(Figure data in JSON)
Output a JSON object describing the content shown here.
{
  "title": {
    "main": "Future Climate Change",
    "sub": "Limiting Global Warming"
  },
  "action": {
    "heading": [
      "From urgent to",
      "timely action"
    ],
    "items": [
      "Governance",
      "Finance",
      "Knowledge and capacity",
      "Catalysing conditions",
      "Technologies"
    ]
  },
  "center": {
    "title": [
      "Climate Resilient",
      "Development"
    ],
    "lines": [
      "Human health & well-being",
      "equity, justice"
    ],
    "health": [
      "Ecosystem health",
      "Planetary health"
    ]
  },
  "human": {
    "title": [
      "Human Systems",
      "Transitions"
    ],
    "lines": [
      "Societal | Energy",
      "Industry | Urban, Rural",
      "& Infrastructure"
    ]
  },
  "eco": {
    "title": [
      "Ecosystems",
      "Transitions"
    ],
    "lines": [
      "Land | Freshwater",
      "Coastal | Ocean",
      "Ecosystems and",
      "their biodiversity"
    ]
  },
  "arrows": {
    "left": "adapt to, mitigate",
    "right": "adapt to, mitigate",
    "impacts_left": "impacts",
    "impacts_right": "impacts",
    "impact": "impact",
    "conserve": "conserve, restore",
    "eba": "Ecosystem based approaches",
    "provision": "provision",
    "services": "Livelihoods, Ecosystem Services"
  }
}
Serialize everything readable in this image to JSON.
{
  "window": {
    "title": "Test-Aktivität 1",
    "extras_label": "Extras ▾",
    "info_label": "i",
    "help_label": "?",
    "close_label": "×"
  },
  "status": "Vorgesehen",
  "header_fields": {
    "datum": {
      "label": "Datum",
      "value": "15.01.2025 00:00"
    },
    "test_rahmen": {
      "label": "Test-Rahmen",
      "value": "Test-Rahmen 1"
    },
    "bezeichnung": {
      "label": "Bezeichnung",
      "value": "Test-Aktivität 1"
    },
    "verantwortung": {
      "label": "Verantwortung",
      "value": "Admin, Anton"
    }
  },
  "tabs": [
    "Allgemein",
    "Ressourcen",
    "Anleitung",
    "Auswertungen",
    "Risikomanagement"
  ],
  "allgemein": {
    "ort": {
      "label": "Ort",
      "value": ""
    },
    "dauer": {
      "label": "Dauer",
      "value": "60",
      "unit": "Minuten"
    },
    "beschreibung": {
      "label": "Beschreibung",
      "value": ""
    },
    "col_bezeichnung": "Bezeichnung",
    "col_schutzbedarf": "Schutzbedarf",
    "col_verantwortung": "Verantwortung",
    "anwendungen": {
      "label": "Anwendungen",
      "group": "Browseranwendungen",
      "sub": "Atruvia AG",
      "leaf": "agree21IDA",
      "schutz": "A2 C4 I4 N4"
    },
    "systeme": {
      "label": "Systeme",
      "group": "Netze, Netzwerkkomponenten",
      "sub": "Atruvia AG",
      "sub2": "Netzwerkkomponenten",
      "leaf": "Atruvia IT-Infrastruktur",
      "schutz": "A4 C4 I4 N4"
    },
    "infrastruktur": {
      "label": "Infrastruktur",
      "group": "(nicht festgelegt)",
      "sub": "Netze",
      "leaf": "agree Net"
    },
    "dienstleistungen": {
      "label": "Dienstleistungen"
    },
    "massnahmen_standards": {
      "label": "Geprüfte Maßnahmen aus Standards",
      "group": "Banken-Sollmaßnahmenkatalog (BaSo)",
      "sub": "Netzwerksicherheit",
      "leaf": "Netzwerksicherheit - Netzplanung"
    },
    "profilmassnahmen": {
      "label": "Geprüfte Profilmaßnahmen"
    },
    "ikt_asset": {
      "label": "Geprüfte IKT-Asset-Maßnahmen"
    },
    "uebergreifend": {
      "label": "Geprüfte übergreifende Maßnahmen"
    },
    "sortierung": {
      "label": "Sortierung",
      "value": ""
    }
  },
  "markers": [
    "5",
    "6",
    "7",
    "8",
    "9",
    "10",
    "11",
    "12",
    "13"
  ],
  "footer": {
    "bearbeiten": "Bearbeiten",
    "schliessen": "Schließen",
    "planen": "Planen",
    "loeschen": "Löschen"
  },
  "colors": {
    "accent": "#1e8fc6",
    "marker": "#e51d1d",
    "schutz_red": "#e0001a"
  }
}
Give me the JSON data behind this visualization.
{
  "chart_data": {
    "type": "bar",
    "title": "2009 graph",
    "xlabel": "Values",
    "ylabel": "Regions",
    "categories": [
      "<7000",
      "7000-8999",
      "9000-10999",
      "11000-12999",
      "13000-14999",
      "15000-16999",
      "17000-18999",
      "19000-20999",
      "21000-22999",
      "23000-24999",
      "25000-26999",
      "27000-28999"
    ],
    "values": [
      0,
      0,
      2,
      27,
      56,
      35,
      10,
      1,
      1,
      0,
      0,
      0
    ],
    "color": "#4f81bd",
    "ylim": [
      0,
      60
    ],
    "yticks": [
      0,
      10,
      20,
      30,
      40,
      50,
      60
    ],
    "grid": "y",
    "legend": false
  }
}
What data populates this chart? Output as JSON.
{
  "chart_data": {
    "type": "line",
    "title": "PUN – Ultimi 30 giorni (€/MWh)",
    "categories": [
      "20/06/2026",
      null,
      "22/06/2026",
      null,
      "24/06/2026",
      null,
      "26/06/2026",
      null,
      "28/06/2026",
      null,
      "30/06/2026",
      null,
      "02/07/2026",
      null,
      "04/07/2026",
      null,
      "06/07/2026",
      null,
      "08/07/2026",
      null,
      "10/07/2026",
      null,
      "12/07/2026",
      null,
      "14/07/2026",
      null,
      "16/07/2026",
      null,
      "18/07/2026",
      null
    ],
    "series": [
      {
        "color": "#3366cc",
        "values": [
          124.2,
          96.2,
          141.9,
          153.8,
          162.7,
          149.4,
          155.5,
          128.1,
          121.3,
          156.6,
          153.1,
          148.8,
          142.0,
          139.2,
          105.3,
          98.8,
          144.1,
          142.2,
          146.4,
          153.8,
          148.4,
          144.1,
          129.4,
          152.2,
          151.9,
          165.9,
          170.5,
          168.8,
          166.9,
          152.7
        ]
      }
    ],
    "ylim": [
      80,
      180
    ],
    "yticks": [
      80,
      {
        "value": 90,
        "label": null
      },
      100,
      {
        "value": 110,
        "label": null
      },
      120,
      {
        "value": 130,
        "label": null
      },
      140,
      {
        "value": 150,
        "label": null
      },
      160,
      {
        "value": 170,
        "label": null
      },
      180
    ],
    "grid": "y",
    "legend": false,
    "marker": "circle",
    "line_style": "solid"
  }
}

Exercise description | Reproduce the listing in full. Keep it exactly as written.

Problem solution |
Output a JSON object describing the content shown here.
{
  "title": {
    "main": "Future Climate Change",
    "sub": "Limiting Global Warming"
  },
  "action": {
    "heading": [
      "From urgent to",
      "timely action"
    ],
    "items": [
      "Governance",
      "Finance",
      "Knowledge and capacity",
      "Catalysing conditions",
      "Technologies"
    ]
  },
  "center": {
    "title": [
      "Climate Resilient",
      "Development"
    ],
    "lines": [
      "Human health & well-being",
      "equity, justice"
    ],
    "health": [
      "Ecosystem health",
      "Planetary health"
    ]
  },
  "human": {
    "title": [
      "Human Systems",
      "Transitions"
    ],
    "lines": [
      "Societal | Energy",
      "Industry | Urban, Rural",
      "& Infrastructure"
    ]
  },
  "eco": {
    "title": [
      "Ecosystems",
      "Transitions"
    ],
    "lines": [
      "Land | Freshwater",
      "Coastal | Ocean",
      "Ecosystems and",
      "their biodiversity"
    ]
  },
  "arrows": {
    "left": "adapt to, mitigate",
    "right": "adapt to, mitigate",
    "impacts_left": "impacts",
    "impacts_right": "impacts",
    "impact": "impact",
    "conserve": "conserve, restore",
    "eba": "Ecosystem based approaches",
    "provision": "provision",
    "services": "Livelihoods, Ecosystem Services"
  }
}
Serialize everything readable in this image to JSON.
{
  "window": {
    "title": "Test-Aktivität 1",
    "extras_label": "Extras ▾",
    "info_label": "i",
    "help_label": "?",
    "close_label": "×"
  },
  "status": "Vorgesehen",
  "header_fields": {
    "datum": {
      "label": "Datum",
      "value": "15.01.2025 00:00"
    },
    "test_rahmen": {
      "label": "Test-Rahmen",
      "value": "Test-Rahmen 1"
    },
    "bezeichnung": {
      "label": "Bezeichnung",
      "value": "Test-Aktivität 1"
    },
    "verantwortung": {
      "label": "Verantwortung",
      "value": "Admin, Anton"
    }
  },
  "tabs": [
    "Allgemein",
    "Ressourcen",
    "Anleitung",
    "Auswertungen",
    "Risikomanagement"
  ],
  "allgemein": {
    "ort": {
      "label": "Ort",
      "value": ""
    },
    "dauer": {
      "label": "Dauer",
      "value": "60",
      "unit": "Minuten"
    },
    "beschreibung": {
      "label": "Beschreibung",
      "value": ""
    },
    "col_bezeichnung": "Bezeichnung",
    "col_schutzbedarf": "Schutzbedarf",
    "col_verantwortung": "Verantwortung",
    "anwendungen": {
      "label": "Anwendungen",
      "group": "Browseranwendungen",
      "sub": "Atruvia AG",
      "leaf": "agree21IDA",
      "schutz": "A2 C4 I4 N4"
    },
    "systeme": {
      "label": "Systeme",
      "group": "Netze, Netzwerkkomponenten",
      "sub": "Atruvia AG",
      "sub2": "Netzwerkkomponenten",
      "leaf": "Atruvia IT-Infrastruktur",
      "schutz": "A4 C4 I4 N4"
    },
    "infrastruktur": {
      "label": "Infrastruktur",
      "group": "(nicht festgelegt)",
      "sub": "Netze",
      "leaf": "agree Net"
    },
    "dienstleistungen": {
      "label": "Dienstleistungen"
    },
    "massnahmen_standards": {
      "label": "Geprüfte Maßnahmen aus Standards",
      "group": "Banken-Sollmaßnahmenkatalog (BaSo)",
      "sub": "Netzwerksicherheit",
      "leaf": "Netzwerksicherheit - Netzplanung"
    },
    "profilmassnahmen": {
      "label": "Geprüfte Profilmaßnahmen"
    },
    "ikt_asset": {
      "label": "Geprüfte IKT-Asset-Maßnahmen"
    },
    "uebergreifend": {
      "label": "Geprüfte übergreifende Maßnahmen"
    },
    "sortierung": {
      "label": "Sortierung",
      "value": ""
    }
  },
  "markers": [
    "5",
    "6",
    "7",
    "8",
    "9",
    "10",
    "11",
    "12",
    "13"
  ],
  "footer": {
    "bearbeiten": "Bearbeiten",
    "schliessen": "Schließen",
    "planen": "Planen",
    "loeschen": "Löschen"
  },
  "colors": {
    "accent": "#1e8fc6",
    "marker": "#e51d1d",
    "schutz_red": "#e0001a"
  }
}
Give me the JSON data behind this visualization.
{
  "chart_data": {
    "type": "bar",
    "title": "2009 graph",
    "xlabel": "Values",
    "ylabel": "Regions",
    "categories": [
      "<7000",
      "7000-8999",
      "9000-10999",
      "11000-12999",
      "13000-14999",
      "15000-16999",
      "17000-18999",
      "19000-20999",
      "21000-22999",
      "23000-24999",
      "25000-26999",
      "27000-28999"
    ],
    "values": [
      0,
      0,
      2,
      27,
      56,
      35,
      10,
      1,
      1,
      0,
      0,
      0
    ],
    "color": "#4f81bd",
    "ylim": [
      0,
      60
    ],
    "yticks": [
      0,
      10,
      20,
      30,
      40,
      50,
      60
    ],
    "grid": "y",
    "legend": false
  }
}
What data populates this chart? Output as JSON.
{
  "chart_data": {
    "type": "line",
    "title": "PUN – Ultimi 30 giorni (€/MWh)",
    "categories": [
      "20/06/2026",
      null,
      "22/06/2026",
      null,
      "24/06/2026",
      null,
      "26/06/2026",
      null,
      "28/06/2026",
      null,
      "30/06/2026",
      null,
      "02/07/2026",
      null,
      "04/07/2026",
      null,
      "06/07/2026",
      null,
      "08/07/2026",
      null,
      "10/07/2026",
      null,
      "12/07/2026",
      null,
      "14/07/2026",
      null,
      "16/07/2026",
      null,
      "18/07/2026",
      null
    ],
    "series": [
      {
        "color": "#3366cc",
        "values": [
          124.2,
          96.2,
          141.9,
          153.8,
          162.7,
          149.4,
          155.5,
          128.1,
          121.3,
          156.6,
          153.1,
          148.8,
          142.0,
          139.2,
          105.3,
          98.8,
          144.1,
          142.2,
          146.4,
          153.8,
          148.4,
          144.1,
          129.4,
          152.2,
          151.9,
          165.9,
          170.5,
          168.8,
          166.9,
          152.7
        ]
      }
    ],
    "ylim": [
      80,
      180
    ],
    "yticks": [
      80,
      {
        "value": 90,
        "label": null
      },
      100,
      {
        "value": 110,
        "label": null
      },
      120,
      {
        "value": 130,
        "label": null
      },
      140,
      {
        "value": 150,
        "label": null
      },
      160,
      {
        "value": 170,
        "label": null
      },
      180
    ],
    "grid": "y",
    "legend": false,
    "marker": "circle",
    "line_style": "solid"
  }
}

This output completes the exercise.